● **WHAT IS EXPECTED**: Reproduce the rows below with each occurrence of "error-arrow" replaced by "residual-arrow", leaving everything else unchanged.
==== DATA FOR THE TASK
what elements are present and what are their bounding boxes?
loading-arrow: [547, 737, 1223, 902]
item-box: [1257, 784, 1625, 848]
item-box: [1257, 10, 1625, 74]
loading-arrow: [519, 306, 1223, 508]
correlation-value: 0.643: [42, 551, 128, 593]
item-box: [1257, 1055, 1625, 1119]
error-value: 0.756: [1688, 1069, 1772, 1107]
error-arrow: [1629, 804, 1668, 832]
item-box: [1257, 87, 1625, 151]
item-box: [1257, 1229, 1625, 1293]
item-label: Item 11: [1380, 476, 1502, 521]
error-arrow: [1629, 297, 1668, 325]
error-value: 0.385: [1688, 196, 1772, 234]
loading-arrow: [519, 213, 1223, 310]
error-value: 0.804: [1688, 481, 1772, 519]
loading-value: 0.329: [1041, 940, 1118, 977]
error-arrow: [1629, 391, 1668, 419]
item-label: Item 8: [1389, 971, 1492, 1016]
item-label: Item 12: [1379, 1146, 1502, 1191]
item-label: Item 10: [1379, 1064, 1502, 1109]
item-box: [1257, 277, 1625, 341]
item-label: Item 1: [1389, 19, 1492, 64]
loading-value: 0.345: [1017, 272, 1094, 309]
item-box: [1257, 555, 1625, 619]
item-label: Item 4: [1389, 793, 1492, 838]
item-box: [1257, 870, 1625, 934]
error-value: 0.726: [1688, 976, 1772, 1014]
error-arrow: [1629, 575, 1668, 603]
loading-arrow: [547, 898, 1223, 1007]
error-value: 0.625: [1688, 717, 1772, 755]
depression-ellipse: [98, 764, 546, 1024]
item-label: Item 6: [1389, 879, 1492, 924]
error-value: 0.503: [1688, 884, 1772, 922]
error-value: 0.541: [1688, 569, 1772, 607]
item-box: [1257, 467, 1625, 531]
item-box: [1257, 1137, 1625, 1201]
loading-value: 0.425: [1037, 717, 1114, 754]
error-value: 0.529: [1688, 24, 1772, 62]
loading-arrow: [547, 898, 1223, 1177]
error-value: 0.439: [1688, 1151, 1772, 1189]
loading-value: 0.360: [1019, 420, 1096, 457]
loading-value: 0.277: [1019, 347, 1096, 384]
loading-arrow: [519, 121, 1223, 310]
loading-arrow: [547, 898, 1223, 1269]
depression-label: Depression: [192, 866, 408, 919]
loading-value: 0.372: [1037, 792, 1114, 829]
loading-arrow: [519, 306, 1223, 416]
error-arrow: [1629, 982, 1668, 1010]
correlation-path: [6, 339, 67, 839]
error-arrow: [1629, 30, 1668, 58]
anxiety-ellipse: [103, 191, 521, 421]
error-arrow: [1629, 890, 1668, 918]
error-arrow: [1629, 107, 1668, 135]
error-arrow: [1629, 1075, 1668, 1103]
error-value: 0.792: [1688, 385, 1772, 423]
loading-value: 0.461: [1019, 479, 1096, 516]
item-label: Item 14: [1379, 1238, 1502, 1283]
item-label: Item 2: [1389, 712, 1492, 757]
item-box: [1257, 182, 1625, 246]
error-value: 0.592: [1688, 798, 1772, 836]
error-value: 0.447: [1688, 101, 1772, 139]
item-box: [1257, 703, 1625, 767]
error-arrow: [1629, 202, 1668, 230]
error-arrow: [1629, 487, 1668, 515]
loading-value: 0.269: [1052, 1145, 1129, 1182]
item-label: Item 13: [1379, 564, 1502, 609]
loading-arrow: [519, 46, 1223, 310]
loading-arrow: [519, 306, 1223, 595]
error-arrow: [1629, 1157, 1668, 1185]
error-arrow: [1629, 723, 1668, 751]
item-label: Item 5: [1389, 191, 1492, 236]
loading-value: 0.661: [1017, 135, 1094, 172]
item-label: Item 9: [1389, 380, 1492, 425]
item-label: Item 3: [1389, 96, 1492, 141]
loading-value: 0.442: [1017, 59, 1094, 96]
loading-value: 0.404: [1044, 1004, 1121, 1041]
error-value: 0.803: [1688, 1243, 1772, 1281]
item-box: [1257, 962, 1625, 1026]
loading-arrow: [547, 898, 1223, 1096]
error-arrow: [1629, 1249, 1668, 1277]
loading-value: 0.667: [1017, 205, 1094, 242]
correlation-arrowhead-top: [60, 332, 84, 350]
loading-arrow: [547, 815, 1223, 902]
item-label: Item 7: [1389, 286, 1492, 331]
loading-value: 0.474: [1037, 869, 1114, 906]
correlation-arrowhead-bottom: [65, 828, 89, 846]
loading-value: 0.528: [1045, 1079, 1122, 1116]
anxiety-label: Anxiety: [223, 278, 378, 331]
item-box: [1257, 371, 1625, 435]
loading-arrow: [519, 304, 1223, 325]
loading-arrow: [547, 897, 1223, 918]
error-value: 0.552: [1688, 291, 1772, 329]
========
● **EXERCISE RESULT**:
what elements are present and what are their bounding boxes?
loading-arrow: [547, 737, 1223, 902]
item-box: [1257, 784, 1625, 848]
item-box: [1257, 10, 1625, 74]
loading-arrow: [519, 306, 1223, 508]
correlation-value: 0.643: [42, 551, 128, 593]
item-box: [1257, 1055, 1625, 1119]
error-value: 0.756: [1688, 1069, 1772, 1107]
residual-arrow: [1629, 804, 1668, 832]
item-box: [1257, 87, 1625, 151]
item-box: [1257, 1229, 1625, 1293]
item-label: Item 11: [1380, 476, 1502, 521]
residual-arrow: [1629, 297, 1668, 325]
error-value: 0.385: [1688, 196, 1772, 234]
loading-arrow: [519, 213, 1223, 310]
error-value: 0.804: [1688, 481, 1772, 519]
loading-value: 0.329: [1041, 940, 1118, 977]
residual-arrow: [1629, 391, 1668, 419]
item-label: Item 8: [1389, 971, 1492, 1016]
item-label: Item 12: [1379, 1146, 1502, 1191]
item-label: Item 10: [1379, 1064, 1502, 1109]
item-box: [1257, 277, 1625, 341]
item-label: Item 1: [1389, 19, 1492, 64]
loading-value: 0.345: [1017, 272, 1094, 309]
item-box: [1257, 555, 1625, 619]
item-label: Item 4: [1389, 793, 1492, 838]
item-box: [1257, 870, 1625, 934]
error-value: 0.726: [1688, 976, 1772, 1014]
residual-arrow: [1629, 575, 1668, 603]
loading-arrow: [547, 898, 1223, 1007]
error-value: 0.625: [1688, 717, 1772, 755]
depression-ellipse: [98, 764, 546, 1024]
item-label: Item 6: [1389, 879, 1492, 924]
error-value: 0.503: [1688, 884, 1772, 922]
error-value: 0.541: [1688, 569, 1772, 607]
item-box: [1257, 467, 1625, 531]
item-box: [1257, 1137, 1625, 1201]
loading-value: 0.425: [1037, 717, 1114, 754]
error-value: 0.529: [1688, 24, 1772, 62]
loading-arrow: [547, 898, 1223, 1177]
error-value: 0.439: [1688, 1151, 1772, 1189]
loading-value: 0.360: [1019, 420, 1096, 457]
loading-value: 0.277: [1019, 347, 1096, 384]
loading-arrow: [519, 121, 1223, 310]
loading-arrow: [547, 898, 1223, 1269]
depression-label: Depression: [192, 866, 408, 919]
loading-value: 0.372: [1037, 792, 1114, 829]
loading-arrow: [519, 306, 1223, 416]
residual-arrow: [1629, 982, 1668, 1010]
correlation-path: [6, 339, 67, 839]
residual-arrow: [1629, 30, 1668, 58]
anxiety-ellipse: [103, 191, 521, 421]
residual-arrow: [1629, 890, 1668, 918]
residual-arrow: [1629, 107, 1668, 135]
residual-arrow: [1629, 1075, 1668, 1103]
error-value: 0.792: [1688, 385, 1772, 423]
loading-value: 0.461: [1019, 479, 1096, 516]
item-label: Item 14: [1379, 1238, 1502, 1283]
item-label: Item 2: [1389, 712, 1492, 757]
item-box: [1257, 182, 1625, 246]
error-value: 0.592: [1688, 798, 1772, 836]
error-value: 0.447: [1688, 101, 1772, 139]
item-box: [1257, 703, 1625, 767]
residual-arrow: [1629, 202, 1668, 230]
residual-arrow: [1629, 487, 1668, 515]
loading-value: 0.269: [1052, 1145, 1129, 1182]
item-label: Item 13: [1379, 564, 1502, 609]
loading-arrow: [519, 46, 1223, 310]
loading-arrow: [519, 306, 1223, 595]
residual-arrow: [1629, 1157, 1668, 1185]
residual-arrow: [1629, 723, 1668, 751]
item-label: Item 5: [1389, 191, 1492, 236]
loading-value: 0.661: [1017, 135, 1094, 172]
item-label: Item 9: [1389, 380, 1492, 425]
item-label: Item 3: [1389, 96, 1492, 141]
loading-value: 0.442: [1017, 59, 1094, 96]
loading-value: 0.404: [1044, 1004, 1121, 1041]
error-value: 0.803: [1688, 1243, 1772, 1281]
item-box: [1257, 962, 1625, 1026]
loading-arrow: [547, 898, 1223, 1096]
residual-arrow: [1629, 1249, 1668, 1277]
loading-value: 0.667: [1017, 205, 1094, 242]
correlation-arrowhead-top: [60, 332, 84, 350]
loading-arrow: [547, 815, 1223, 902]
item-label: Item 7: [1389, 286, 1492, 331]
loading-value: 0.474: [1037, 869, 1114, 906]
correlation-arrowhead-bottom: [65, 828, 89, 846]
loading-value: 0.528: [1045, 1079, 1122, 1116]
anxiety-label: Anxiety: [223, 278, 378, 331]
item-box: [1257, 371, 1625, 435]
loading-arrow: [519, 304, 1223, 325]
loading-arrow: [547, 897, 1223, 918]
error-value: 0.552: [1688, 291, 1772, 329]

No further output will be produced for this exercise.